Stored items:
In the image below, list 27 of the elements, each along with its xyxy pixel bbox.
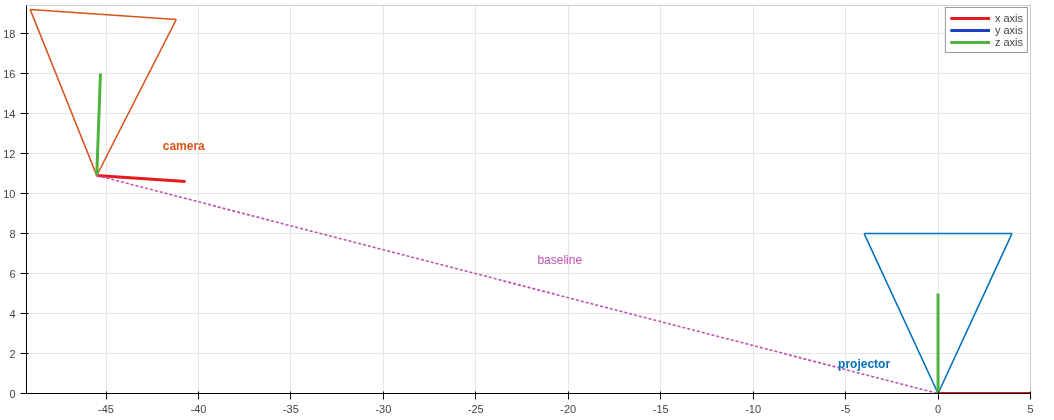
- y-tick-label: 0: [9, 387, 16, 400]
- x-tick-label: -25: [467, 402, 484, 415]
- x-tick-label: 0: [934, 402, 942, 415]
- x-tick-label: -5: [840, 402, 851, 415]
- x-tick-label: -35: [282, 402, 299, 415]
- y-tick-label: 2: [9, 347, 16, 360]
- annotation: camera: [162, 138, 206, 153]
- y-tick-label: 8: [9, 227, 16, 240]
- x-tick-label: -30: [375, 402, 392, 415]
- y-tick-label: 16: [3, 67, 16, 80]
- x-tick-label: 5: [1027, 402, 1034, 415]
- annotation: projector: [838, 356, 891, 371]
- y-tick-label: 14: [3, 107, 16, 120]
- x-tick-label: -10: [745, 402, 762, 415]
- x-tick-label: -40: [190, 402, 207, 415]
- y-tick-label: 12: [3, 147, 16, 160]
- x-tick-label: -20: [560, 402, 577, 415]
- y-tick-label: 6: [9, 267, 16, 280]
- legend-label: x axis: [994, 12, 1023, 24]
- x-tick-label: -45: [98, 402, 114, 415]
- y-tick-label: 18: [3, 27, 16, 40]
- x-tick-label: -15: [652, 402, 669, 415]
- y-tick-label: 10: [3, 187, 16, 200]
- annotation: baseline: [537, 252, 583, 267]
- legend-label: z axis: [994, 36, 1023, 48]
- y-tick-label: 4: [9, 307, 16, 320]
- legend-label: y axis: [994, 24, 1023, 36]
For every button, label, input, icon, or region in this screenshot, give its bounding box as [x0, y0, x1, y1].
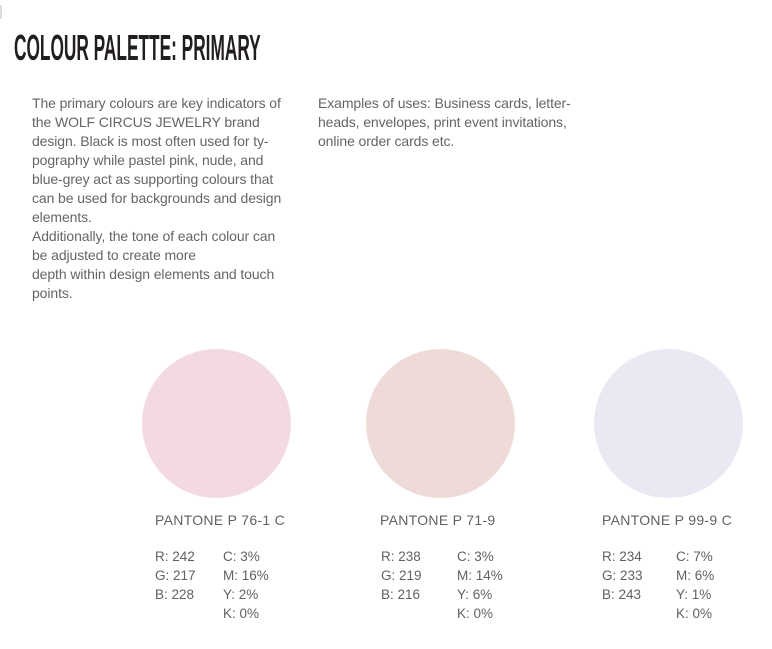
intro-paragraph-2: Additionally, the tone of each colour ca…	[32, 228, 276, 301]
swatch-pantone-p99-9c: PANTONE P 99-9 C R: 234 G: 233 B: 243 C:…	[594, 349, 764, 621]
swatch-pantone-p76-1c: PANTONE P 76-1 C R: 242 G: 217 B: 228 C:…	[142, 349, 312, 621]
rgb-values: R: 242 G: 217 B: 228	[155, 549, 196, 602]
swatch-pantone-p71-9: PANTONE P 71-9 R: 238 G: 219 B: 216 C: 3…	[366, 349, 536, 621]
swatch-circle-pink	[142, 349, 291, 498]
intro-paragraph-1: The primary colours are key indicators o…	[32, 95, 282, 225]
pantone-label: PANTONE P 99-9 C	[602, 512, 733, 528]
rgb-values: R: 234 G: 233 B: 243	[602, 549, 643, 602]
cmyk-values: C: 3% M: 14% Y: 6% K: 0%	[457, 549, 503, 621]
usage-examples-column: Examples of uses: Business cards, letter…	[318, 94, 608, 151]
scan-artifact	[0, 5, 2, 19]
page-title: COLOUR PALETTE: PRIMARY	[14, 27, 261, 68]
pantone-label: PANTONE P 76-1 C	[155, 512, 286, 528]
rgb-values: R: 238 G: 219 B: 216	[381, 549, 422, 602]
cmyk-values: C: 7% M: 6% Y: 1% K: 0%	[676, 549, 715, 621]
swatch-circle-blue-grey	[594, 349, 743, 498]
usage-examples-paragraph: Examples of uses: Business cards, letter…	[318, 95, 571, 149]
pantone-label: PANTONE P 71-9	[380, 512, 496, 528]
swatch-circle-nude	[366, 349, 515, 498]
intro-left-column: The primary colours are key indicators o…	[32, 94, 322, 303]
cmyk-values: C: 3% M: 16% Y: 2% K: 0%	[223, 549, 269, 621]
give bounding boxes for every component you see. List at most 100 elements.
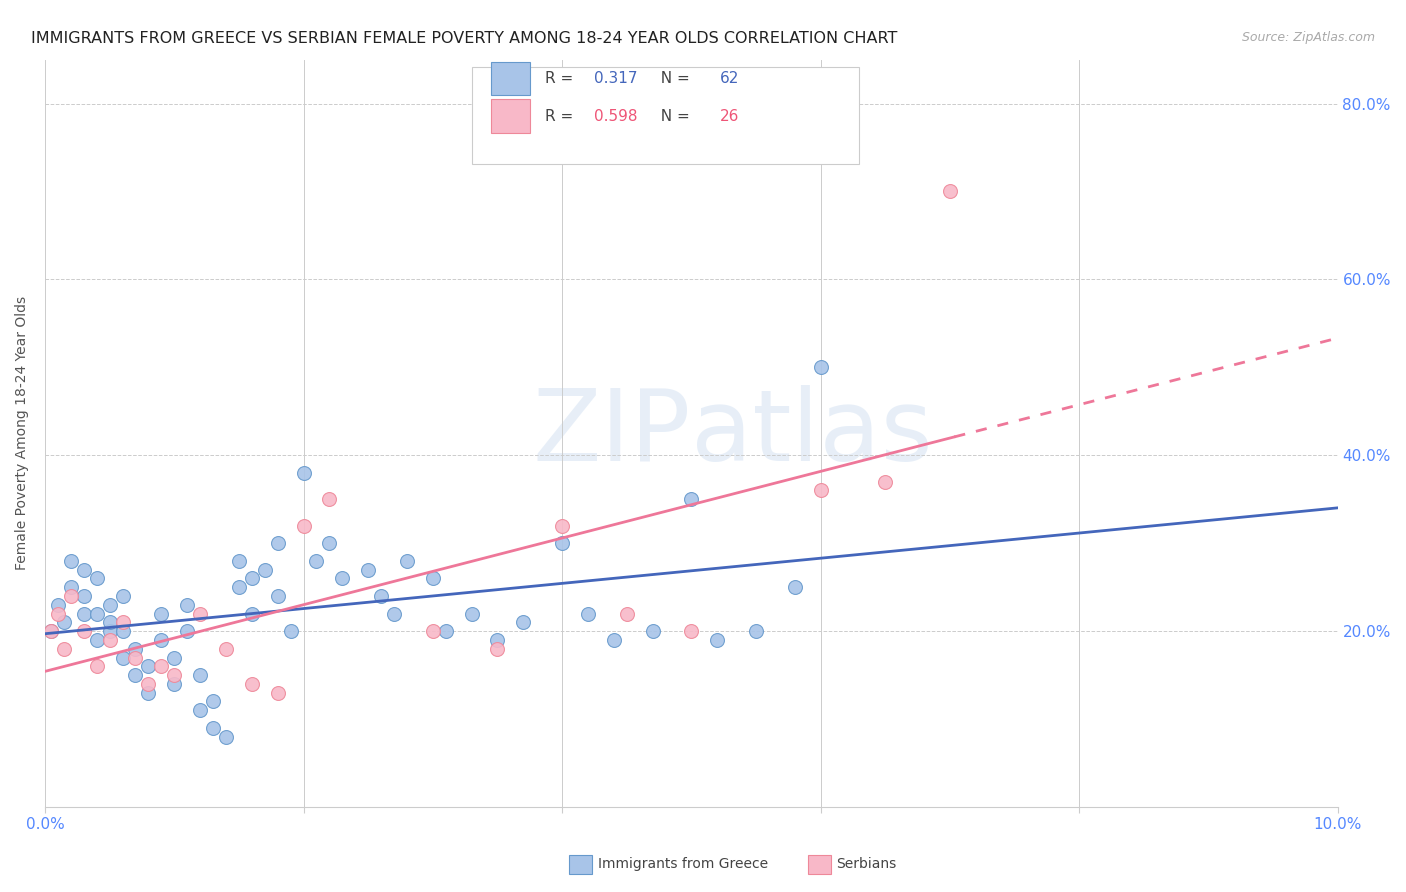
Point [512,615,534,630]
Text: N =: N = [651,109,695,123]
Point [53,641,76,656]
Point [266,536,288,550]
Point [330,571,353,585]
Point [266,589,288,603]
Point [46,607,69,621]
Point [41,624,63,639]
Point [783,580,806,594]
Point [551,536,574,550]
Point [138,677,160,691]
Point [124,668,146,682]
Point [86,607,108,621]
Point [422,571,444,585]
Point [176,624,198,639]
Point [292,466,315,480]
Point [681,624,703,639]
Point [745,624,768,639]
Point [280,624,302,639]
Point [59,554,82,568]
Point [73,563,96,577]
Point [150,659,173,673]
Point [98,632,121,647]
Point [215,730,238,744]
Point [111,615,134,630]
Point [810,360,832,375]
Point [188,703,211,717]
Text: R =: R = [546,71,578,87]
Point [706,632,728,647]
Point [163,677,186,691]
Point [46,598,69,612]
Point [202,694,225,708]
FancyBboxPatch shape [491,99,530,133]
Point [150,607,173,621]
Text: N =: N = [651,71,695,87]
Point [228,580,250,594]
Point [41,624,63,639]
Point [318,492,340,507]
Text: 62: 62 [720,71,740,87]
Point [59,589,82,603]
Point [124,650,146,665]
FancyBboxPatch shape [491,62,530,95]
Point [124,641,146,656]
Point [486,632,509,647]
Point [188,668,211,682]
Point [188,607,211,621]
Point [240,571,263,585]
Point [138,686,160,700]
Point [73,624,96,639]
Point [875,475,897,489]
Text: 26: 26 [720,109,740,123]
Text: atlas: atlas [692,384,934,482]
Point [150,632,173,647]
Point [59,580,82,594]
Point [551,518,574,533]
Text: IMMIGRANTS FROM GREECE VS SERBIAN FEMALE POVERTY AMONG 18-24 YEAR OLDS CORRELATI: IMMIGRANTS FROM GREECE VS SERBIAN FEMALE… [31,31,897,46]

**Stated goal:** Report every line in the records that contains the word "shape".

**The output:**
FancyBboxPatch shape [491,99,530,133]
FancyBboxPatch shape [491,62,530,95]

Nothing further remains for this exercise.